Glass was a luxury material, and the production of glass was a closely guarded technological secret reserved for the large palace industries of powerful states.
By the 15th century BC, extensive glass production was occurring in Western Asia, Crete, Egypt, and Greece.
The earliest glass vessels were 'core-formed', produced by winding a ductile rope of heated glass round a shaped core of sand and clay over a metal rod, then fusing it with repeated reheating. The first glassmaking "manual" dates back to 650 BC.
During the Greek Hellenistic period, many new techniques of glass production were introduced and glass began to be used to make larger pieces, notably table wares.
Roman Glass production, however, used a white silica sand for the production of glass within the Roman Empire, due to its high purity levels.
During the 1st century BC, Glass Blowing was discovered on the Syro-Judean coast, revolutionizing the industry.
Glass vessels were now inexpensive compared to pottery vessels. A growth of the use of glass products occurred throughout the Roman world.
Cast glass windows, even though with poor optical qualities, began to appear in the most important buildings in Rome and the most luxurious villas of Herculaneum and Pompeii.
Over the next 1,000 years, glass making and working continued and spread through Southern Europe and beyond.

◆ ◆ ◆ ◆

Short exercise 1:
Answer these about the history of glass text above:
(a) By the 15th century BC, in which places was glass being produced on a large scale?
(b) Where was glass blowing discovered?
(c) Besides Rome, in the villas of which two places did cast glass windows begin to appear?
Short exercise 2:
Put this sentence from the glass history text into Spanish: "During the 1st century BC, Glass Blowing was discovered on the Syro-Judean coast, revolutionizing the industry."
Short exercise 3:
In the glass history text, write out the part that opens with the words containing "Glass was a luxury" and closes with "Egypt, and Greece.", renaming "palace industries" as "royal workshops".

Material:
◆ ◆ ◆ ◆

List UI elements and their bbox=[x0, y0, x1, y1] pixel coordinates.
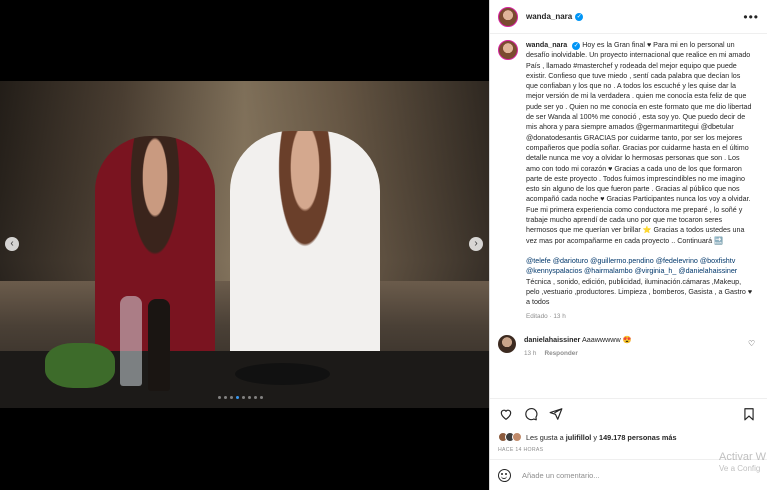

◆ ◆ ◆ ◆

Written response 1:
(a) Western Asia, Crete, Egypt, and Greece.
(b) On the Syro-Judean coast.
(c) Herculaneum and Pompeii.

Written response 2:
Durante el siglo I a. C., el soplado de vidrio se descubrió en la costa sirio-judea, lo que revolucionó la industria.

Written response 3:
Glass was a luxury material, and the production of glass was a closely guarded technological secret reserved for the large royal workshops of powerful states.
By the 15th century BC, extensive glass production was occurring in Western Asia, Crete, Egypt, and Greece.